Do this:
Nothing in the data should change when you return it, but leave the pictures out.

━━ Supplied records

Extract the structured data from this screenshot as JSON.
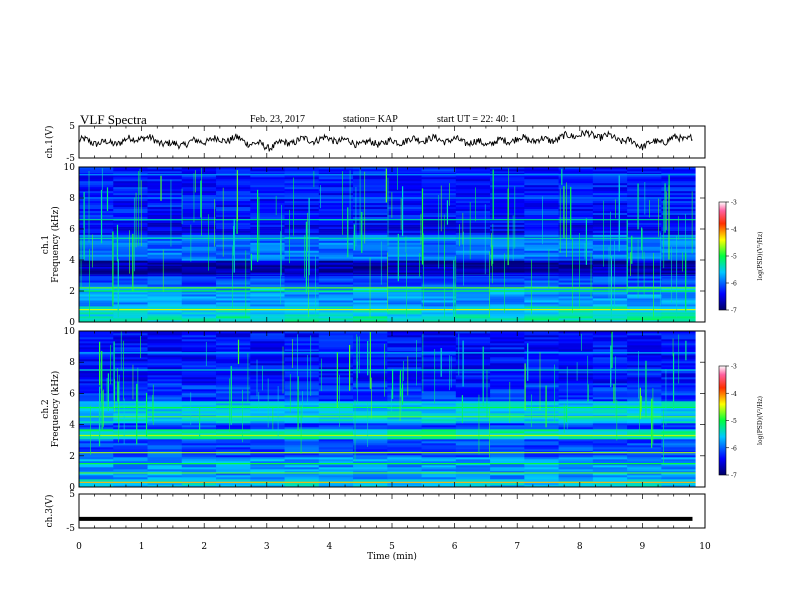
{
  "header": {
    "title": "VLF Spectra",
    "date": "Feb. 23, 2017",
    "station": "station= KAP",
    "start_ut": "start  UT =   22: 40: 1"
  },
  "chart_data": [
    {
      "type": "line",
      "panel": "ch1-waveform",
      "ylabel": "ch.1(V)",
      "ylim": [
        -5,
        5
      ],
      "yticks": [
        "5",
        "-5"
      ],
      "xlim": [
        0,
        10
      ],
      "description_values": "noisy waveform oscillating roughly between -2.5 and 3 V over 0–9.8 min",
      "x": [
        0,
        0.5,
        1,
        1.5,
        2,
        2.5,
        3,
        3.5,
        4,
        4.5,
        5,
        5.5,
        6,
        6.5,
        7,
        7.5,
        8,
        8.5,
        9,
        9.5,
        9.8
      ],
      "values": [
        0.5,
        -0.5,
        1.5,
        -1,
        0.5,
        1,
        -1.5,
        0.5,
        1,
        -0.5,
        0,
        1,
        0.5,
        -0.5,
        1,
        0.5,
        2.5,
        1.5,
        -1,
        1,
        1.5
      ]
    },
    {
      "type": "heatmap",
      "panel": "ch1-spectrogram",
      "ylabel": "ch.1 Frequency (kHz)",
      "ylim": [
        0,
        10
      ],
      "yticks": [
        "0",
        "2",
        "4",
        "6",
        "8",
        "10"
      ],
      "xlim": [
        0,
        10
      ],
      "colorbar": {
        "label": "log(PSD)(V²/Hz)",
        "range": [
          -7,
          -3
        ],
        "ticks": [
          "-3",
          "-4",
          "-5",
          "-6",
          "-7"
        ]
      }
    },
    {
      "type": "heatmap",
      "panel": "ch2-spectrogram",
      "ylabel": "ch.2 Frequency (kHz)",
      "ylim": [
        0,
        10
      ],
      "yticks": [
        "0",
        "2",
        "4",
        "6",
        "8",
        "10"
      ],
      "xlim": [
        0,
        10
      ],
      "colorbar": {
        "label": "log(PSD)(V²/Hz)",
        "range": [
          -7,
          -3
        ],
        "ticks": [
          "-3",
          "-4",
          "-5",
          "-6",
          "-7"
        ]
      }
    },
    {
      "type": "line",
      "panel": "ch3-waveform",
      "ylabel": "ch.3(V)",
      "ylim": [
        -5,
        5
      ],
      "yticks": [
        "5",
        "-5"
      ],
      "xlim": [
        0,
        10
      ],
      "x": [
        0,
        9.8
      ],
      "values": [
        -2.3,
        -2.3
      ]
    }
  ],
  "xaxis": {
    "label": "Time (min)",
    "ticks": [
      "0",
      "1",
      "2",
      "3",
      "4",
      "5",
      "6",
      "7",
      "8",
      "9",
      "10"
    ]
  }
}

━━━━

Task solution:
Extract the structured data from this screenshot as JSON.
{
  "header": {
    "title": "VLF Spectra",
    "date": "Feb. 23, 2017",
    "station": "station= KAP",
    "start_ut": "start  UT =   22: 40: 1"
  },
  "chart_data": [
    {
      "type": "line",
      "panel": "ch1-waveform",
      "ylabel": "ch.1(V)",
      "ylim": [
        -5,
        5
      ],
      "yticks": [
        "5",
        "-5"
      ],
      "xlim": [
        0,
        10
      ],
      "description_values": "noisy waveform oscillating roughly between -2.5 and 3 V over 0–9.8 min",
      "x": [
        0,
        0.5,
        1,
        1.5,
        2,
        2.5,
        3,
        3.5,
        4,
        4.5,
        5,
        5.5,
        6,
        6.5,
        7,
        7.5,
        8,
        8.5,
        9,
        9.5,
        9.8
      ],
      "values": [
        0.5,
        -0.5,
        1.5,
        -1,
        0.5,
        1,
        -1.5,
        0.5,
        1,
        -0.5,
        0,
        1,
        0.5,
        -0.5,
        1,
        0.5,
        2.5,
        1.5,
        -1,
        1,
        1.5
      ]
    },
    {
      "type": "heatmap",
      "panel": "ch1-spectrogram",
      "ylabel": "ch.1 Frequency (kHz)",
      "ylim": [
        0,
        10
      ],
      "yticks": [
        "0",
        "2",
        "4",
        "6",
        "8",
        "10"
      ],
      "xlim": [
        0,
        10
      ],
      "colorbar": {
        "label": "log(PSD)(V²/Hz)",
        "range": [
          -7,
          -3
        ],
        "ticks": [
          "-3",
          "-4",
          "-5",
          "-6",
          "-7"
        ]
      }
    },
    {
      "type": "heatmap",
      "panel": "ch2-spectrogram",
      "ylabel": "ch.2 Frequency (kHz)",
      "ylim": [
        0,
        10
      ],
      "yticks": [
        "0",
        "2",
        "4",
        "6",
        "8",
        "10"
      ],
      "xlim": [
        0,
        10
      ],
      "colorbar": {
        "label": "log(PSD)(V²/Hz)",
        "range": [
          -7,
          -3
        ],
        "ticks": [
          "-3",
          "-4",
          "-5",
          "-6",
          "-7"
        ]
      }
    },
    {
      "type": "line",
      "panel": "ch3-waveform",
      "ylabel": "ch.3(V)",
      "ylim": [
        -5,
        5
      ],
      "yticks": [
        "5",
        "-5"
      ],
      "xlim": [
        0,
        10
      ],
      "x": [
        0,
        9.8
      ],
      "values": [
        -2.3,
        -2.3
      ]
    }
  ],
  "xaxis": {
    "label": "Time (min)",
    "ticks": [
      "0",
      "1",
      "2",
      "3",
      "4",
      "5",
      "6",
      "7",
      "8",
      "9",
      "10"
    ]
  }
}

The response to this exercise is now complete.